[What this task involves]:
Locate each line below that includes "éthérisation" and reproduce it.

Stored records
-=-=-

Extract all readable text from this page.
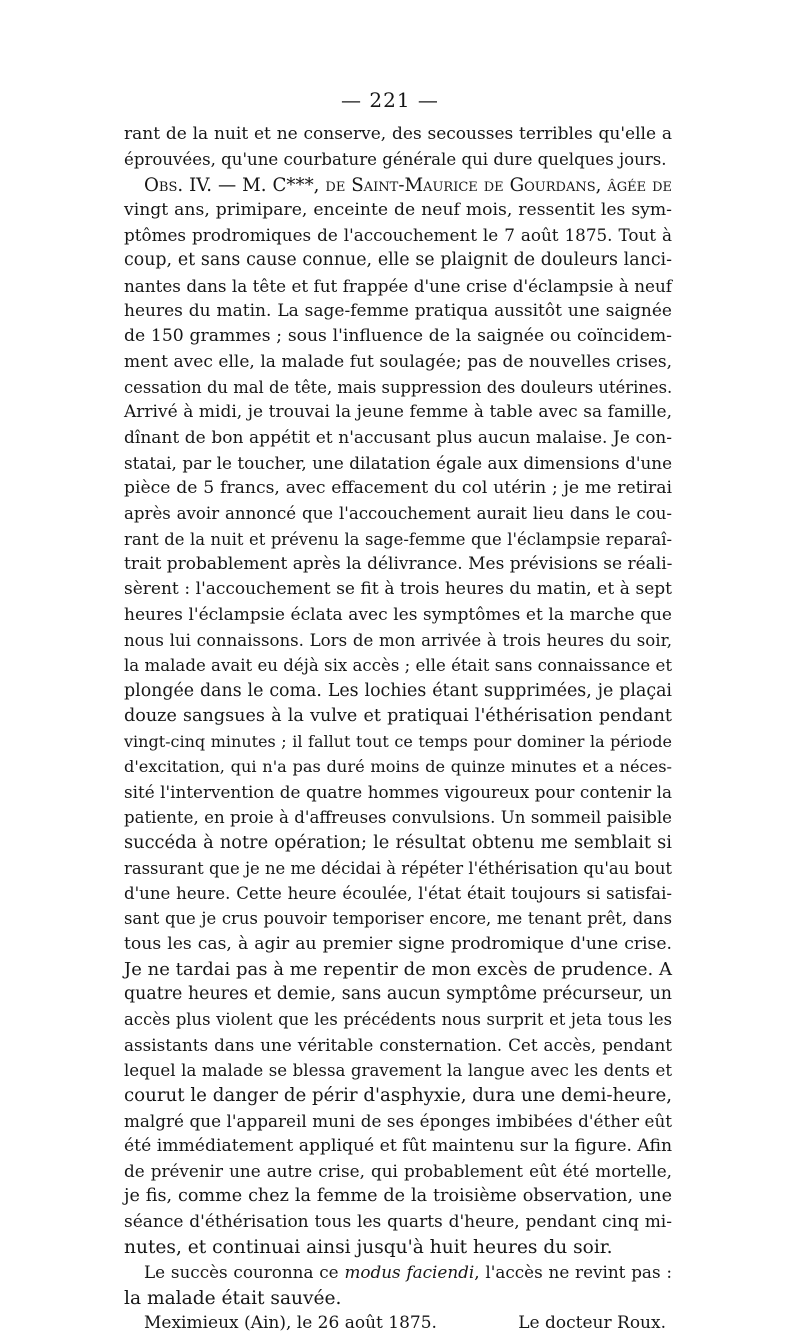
— 221 —
rant de la nuit et ne conserve, des secousses terribles qu'elle a
éprouvées, qu'une courbature générale qui dure quelques jours.
Obs. IV. — M. C***, de Saint-Maurice de Gourdans, âgée de
vingt ans, primipare, enceinte de neuf mois, ressentit les sym-
ptômes prodromiques de l'accouchement le 7 août 1875. Tout à
coup, et sans cause connue, elle se plaignit de douleurs lanci-
nantes dans la tête et fut frappée d'une crise d'éclampsie à neuf
heures du matin. La sage-femme pratiqua aussitôt une saignée
de 150 grammes ; sous l'influence de la saignée ou coïncidem-
ment avec elle, la malade fut soulagée; pas de nouvelles crises,
cessation du mal de tête, mais suppression des douleurs utérines.
Arrivé à midi, je trouvai la jeune femme à table avec sa famille,
dînant de bon appétit et n'accusant plus aucun malaise. Je con-
statai, par le toucher, une dilatation égale aux dimensions d'une
pièce de 5 francs, avec effacement du col utérin ; je me retirai
après avoir annoncé que l'accouchement aurait lieu dans le cou-
rant de la nuit et prévenu la sage-femme que l'éclampsie reparaî-
trait probablement après la délivrance. Mes prévisions se réali-
sèrent : l'accouchement se fit à trois heures du matin, et à sept
heures l'éclampsie éclata avec les symptômes et la marche que
nous lui connaissons. Lors de mon arrivée à trois heures du soir,
la malade avait eu déjà six accès ; elle était sans connaissance et
plongée dans le coma. Les lochies étant supprimées, je plaçai
douze sangsues à la vulve et pratiquai l'éthérisation pendant
vingt-cinq minutes ; il fallut tout ce temps pour dominer la période
d'excitation, qui n'a pas duré moins de quinze minutes et a néces-
sité l'intervention de quatre hommes vigoureux pour contenir la
patiente, en proie à d'affreuses convulsions. Un sommeil paisible
succéda à notre opération; le résultat obtenu me semblait si
rassurant que je ne me décidai à répéter l'éthérisation qu'au bout
d'une heure. Cette heure écoulée, l'état était toujours si satisfai-
sant que je crus pouvoir temporiser encore, me tenant prêt, dans
tous les cas, à agir au premier signe prodromique d'une crise.
Je ne tardai pas à me repentir de mon excès de prudence. A
quatre heures et demie, sans aucun symptôme précurseur, un
accès plus violent que les précédents nous surprit et jeta tous les
assistants dans une véritable consternation. Cet accès, pendant
lequel la malade se blessa gravement la langue avec les dents et
courut le danger de périr d'asphyxie, dura une demi-heure,
malgré que l'appareil muni de ses éponges imbibées d'éther eût
été immédiatement appliqué et fût maintenu sur la figure. Afin
de prévenir une autre crise, qui probablement eût été mortelle,
je fis, comme chez la femme de la troisième observation, une
séance d'éthérisation tous les quarts d'heure, pendant cinq mi-
nutes, et continuai ainsi jusqu'à huit heures du soir.
Le succès couronna ce modus faciendi, l'accès ne revint pas :
la malade était sauvée.
Meximieux (Ain), le 26 août 1875.	Le docteur Roux.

-=-=-

[Right answer]:
douze sangsues à la vulve et pratiquai l'éthérisation pendant
rassurant que je ne me décidai à répéter l'éthérisation qu'au bout
séance d'éthérisation tous les quarts d'heure, pendant cinq mi-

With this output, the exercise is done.